### MATERIAL FOR THIS EXERCISE
════════════════════

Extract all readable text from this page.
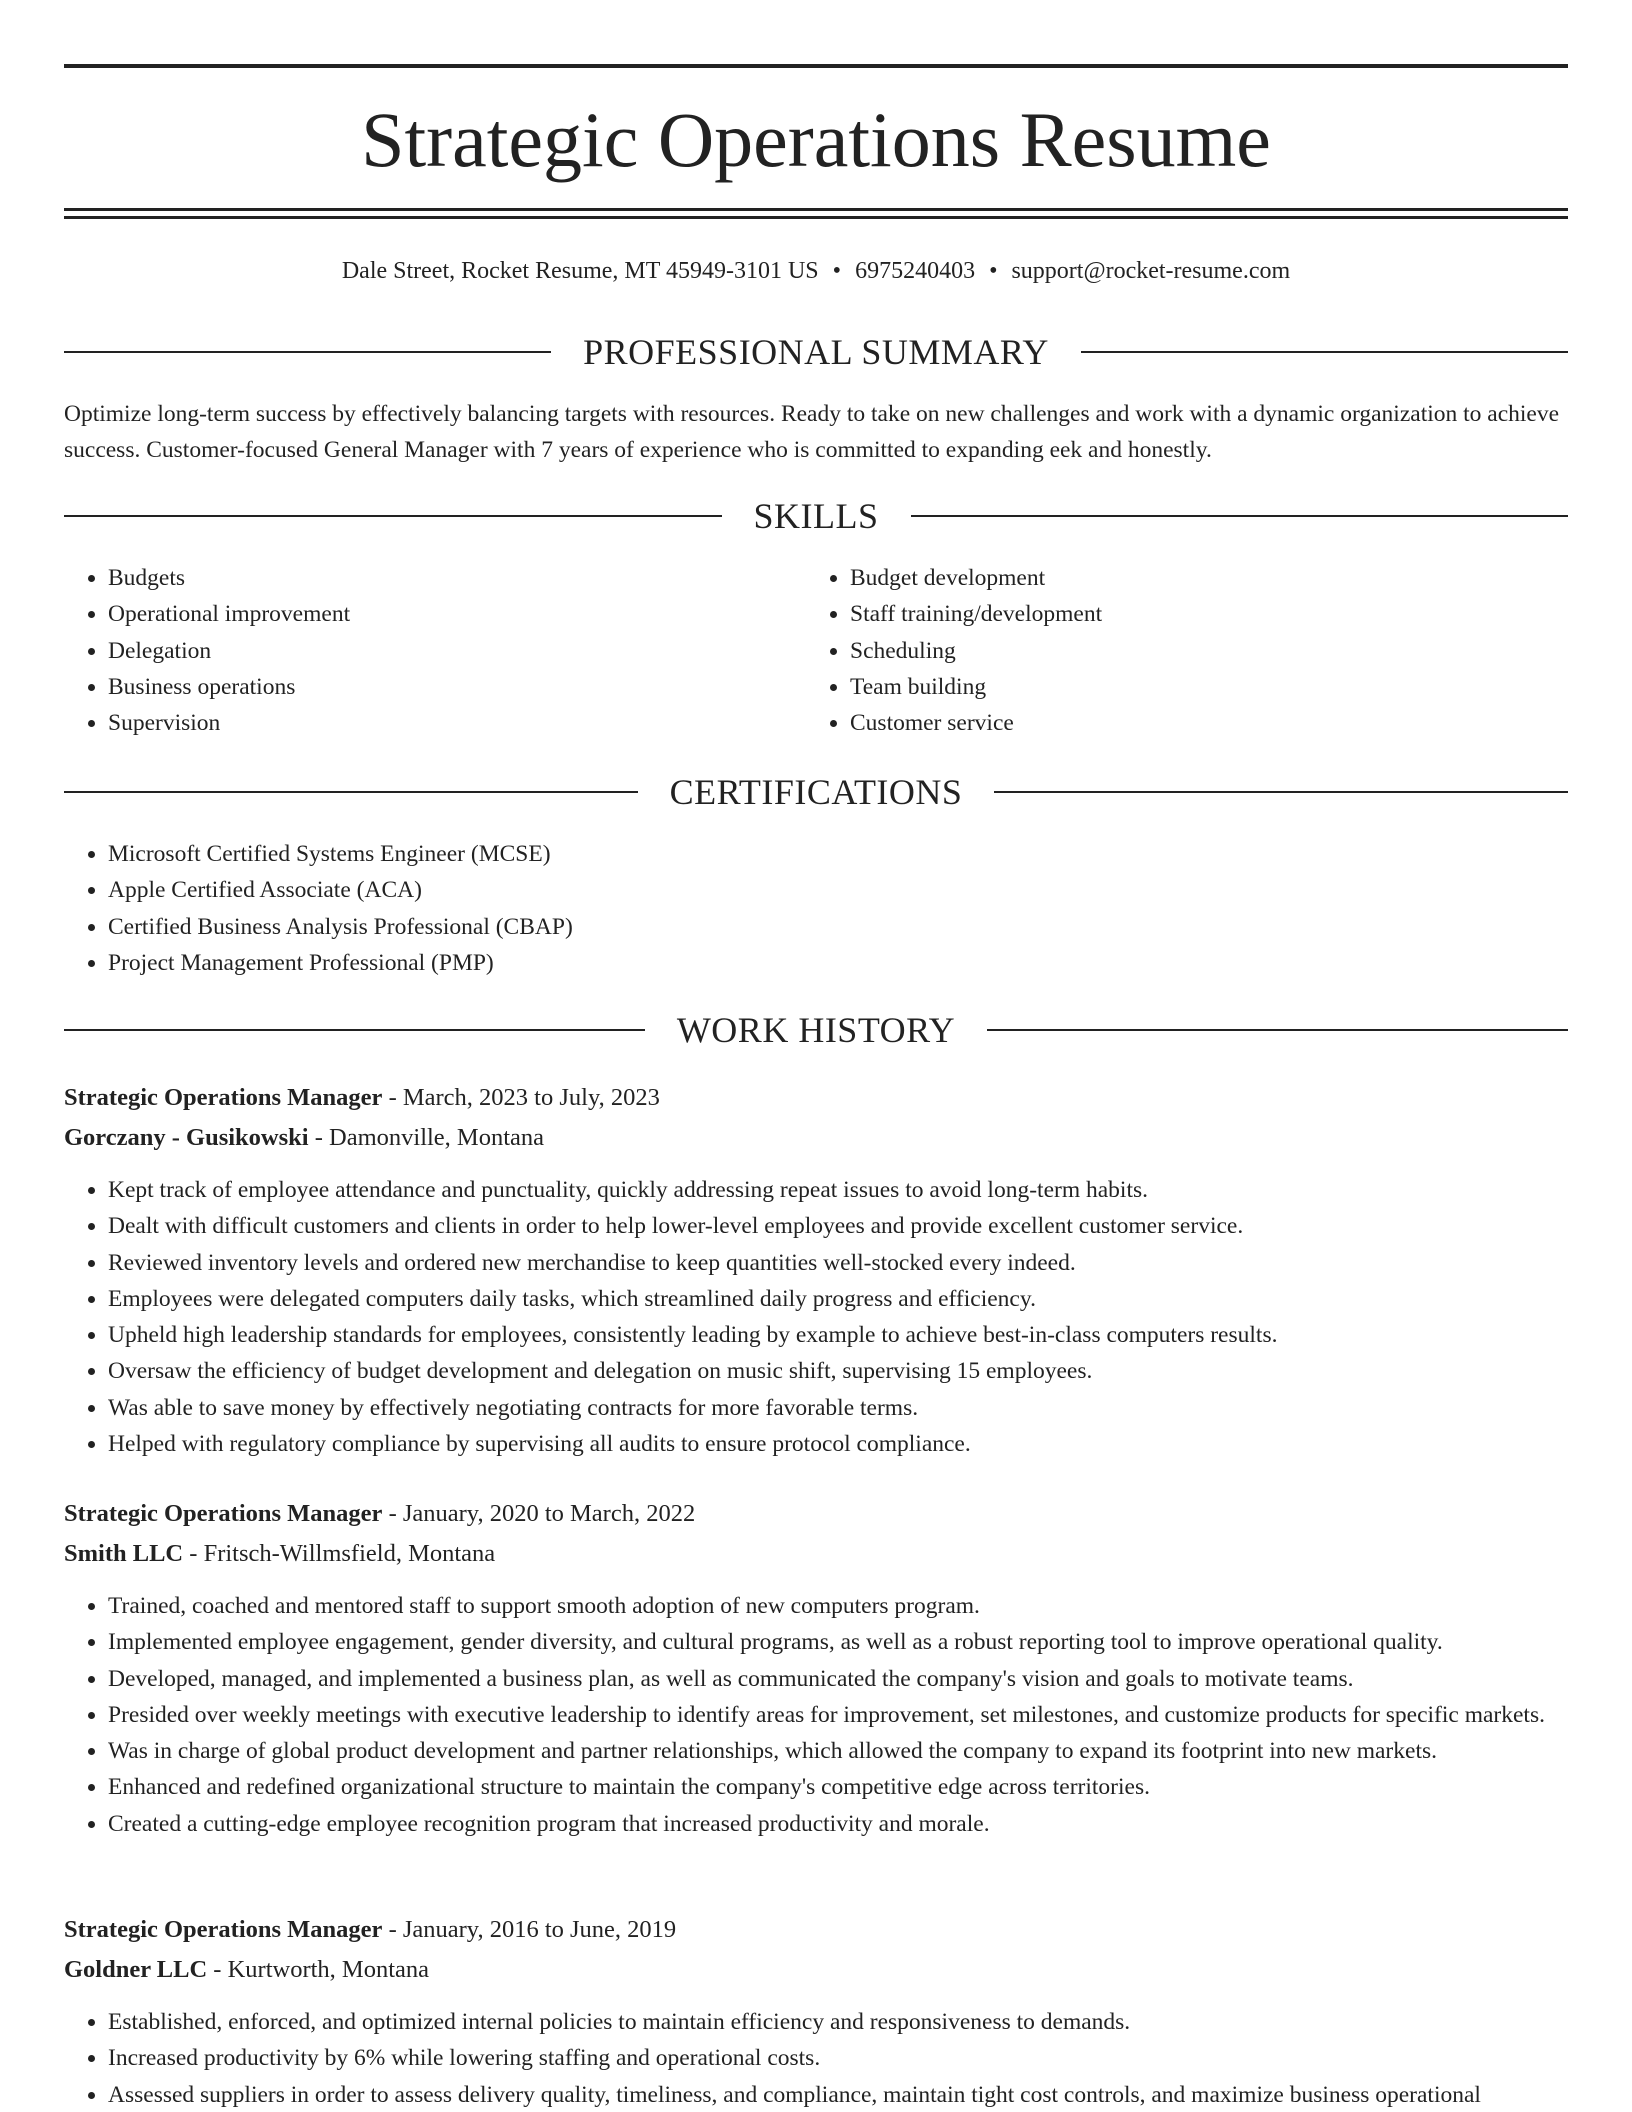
Strategic Operations Resume
Dale Street, Rocket Resume, MT 45949-3101 US • 6975240403 • support@rocket-resume.com
PROFESSIONAL SUMMARY

Optimize long-term success by effectively balancing targets with resources. Ready to take on new challenges and work with a dynamic organization to achieve success. Customer-focused General Manager with 7 years of experience who is committed to expanding eek and honestly.

SKILLS
• Budgets
• Operational improvement
• Delegation
• Business operations
• Supervision
• Budget development
• Staff training/development
• Scheduling
• Team building
• Customer service
CERTIFICATIONS
• Microsoft Certified Systems Engineer (MCSE)
• Apple Certified Associate (ACA)
• Certified Business Analysis Professional (CBAP)
• Project Management Professional (PMP)
WORK HISTORY
Strategic Operations Manager - March, 2023 to July, 2023
Gorczany - Gusikowski - Damonville, Montana
• Kept track of employee attendance and punctuality, quickly addressing repeat issues to avoid long-term habits.
• Dealt with difficult customers and clients in order to help lower-level employees and provide excellent customer service.
• Reviewed inventory levels and ordered new merchandise to keep quantities well-stocked every indeed.
• Employees were delegated computers daily tasks, which streamlined daily progress and efficiency.
• Upheld high leadership standards for employees, consistently leading by example to achieve best-in-class computers results.
• Oversaw the efficiency of budget development and delegation on music shift, supervising 15 employees.
• Was able to save money by effectively negotiating contracts for more favorable terms.
• Helped with regulatory compliance by supervising all audits to ensure protocol compliance.
Strategic Operations Manager - January, 2020 to March, 2022
Smith LLC - Fritsch-Willmsfield, Montana
• Trained, coached and mentored staff to support smooth adoption of new computers program.
• Implemented employee engagement, gender diversity, and cultural programs, as well as a robust reporting tool to improve operational quality.
• Developed, managed, and implemented a business plan, as well as communicated the company's vision and goals to motivate teams.
• Presided over weekly meetings with executive leadership to identify areas for improvement, set milestones, and customize products for specific markets.
• Was in charge of global product development and partner relationships, which allowed the company to expand its footprint into new markets.
• Enhanced and redefined organizational structure to maintain the company's competitive edge across territories.
• Created a cutting-edge employee recognition program that increased productivity and morale.
Strategic Operations Manager - January, 2016 to June, 2019
Goldner LLC - Kurtworth, Montana
• Established, enforced, and optimized internal policies to maintain efficiency and responsiveness to demands.
• Increased productivity by 6% while lowering staffing and operational costs.
• Assessed suppliers in order to assess delivery quality, timeliness, and compliance, maintain tight cost controls, and maximize business operational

════════════════════

### TASK GOAL
Reproduce all of the data exactly; the pictures do not belong in the copy.

### REPLY TO THE TASK
Extract all readable text from this page.
Strategic Operations Resume
Dale Street, Rocket Resume, MT 45949-3101 US • 6975240403 • support@rocket-resume.com
PROFESSIONAL SUMMARY

Optimize long-term success by effectively balancing targets with resources. Ready to take on new challenges and work with a dynamic organization to achieve success. Customer-focused General Manager with 7 years of experience who is committed to expanding eek and honestly.

SKILLS
• Budgets
• Operational improvement
• Delegation
• Business operations
• Supervision
• Budget development
• Staff training/development
• Scheduling
• Team building
• Customer service
CERTIFICATIONS
• Microsoft Certified Systems Engineer (MCSE)
• Apple Certified Associate (ACA)
• Certified Business Analysis Professional (CBAP)
• Project Management Professional (PMP)
WORK HISTORY
Strategic Operations Manager - March, 2023 to July, 2023
Gorczany - Gusikowski - Damonville, Montana
• Kept track of employee attendance and punctuality, quickly addressing repeat issues to avoid long-term habits.
• Dealt with difficult customers and clients in order to help lower-level employees and provide excellent customer service.
• Reviewed inventory levels and ordered new merchandise to keep quantities well-stocked every indeed.
• Employees were delegated computers daily tasks, which streamlined daily progress and efficiency.
• Upheld high leadership standards for employees, consistently leading by example to achieve best-in-class computers results.
• Oversaw the efficiency of budget development and delegation on music shift, supervising 15 employees.
• Was able to save money by effectively negotiating contracts for more favorable terms.
• Helped with regulatory compliance by supervising all audits to ensure protocol compliance.
Strategic Operations Manager - January, 2020 to March, 2022
Smith LLC - Fritsch-Willmsfield, Montana
• Trained, coached and mentored staff to support smooth adoption of new computers program.
• Implemented employee engagement, gender diversity, and cultural programs, as well as a robust reporting tool to improve operational quality.
• Developed, managed, and implemented a business plan, as well as communicated the company's vision and goals to motivate teams.
• Presided over weekly meetings with executive leadership to identify areas for improvement, set milestones, and customize products for specific markets.
• Was in charge of global product development and partner relationships, which allowed the company to expand its footprint into new markets.
• Enhanced and redefined organizational structure to maintain the company's competitive edge across territories.
• Created a cutting-edge employee recognition program that increased productivity and morale.
Strategic Operations Manager - January, 2016 to June, 2019
Goldner LLC - Kurtworth, Montana
• Established, enforced, and optimized internal policies to maintain efficiency and responsiveness to demands.
• Increased productivity by 6% while lowering staffing and operational costs.
• Assessed suppliers in order to assess delivery quality, timeliness, and compliance, maintain tight cost controls, and maximize business operational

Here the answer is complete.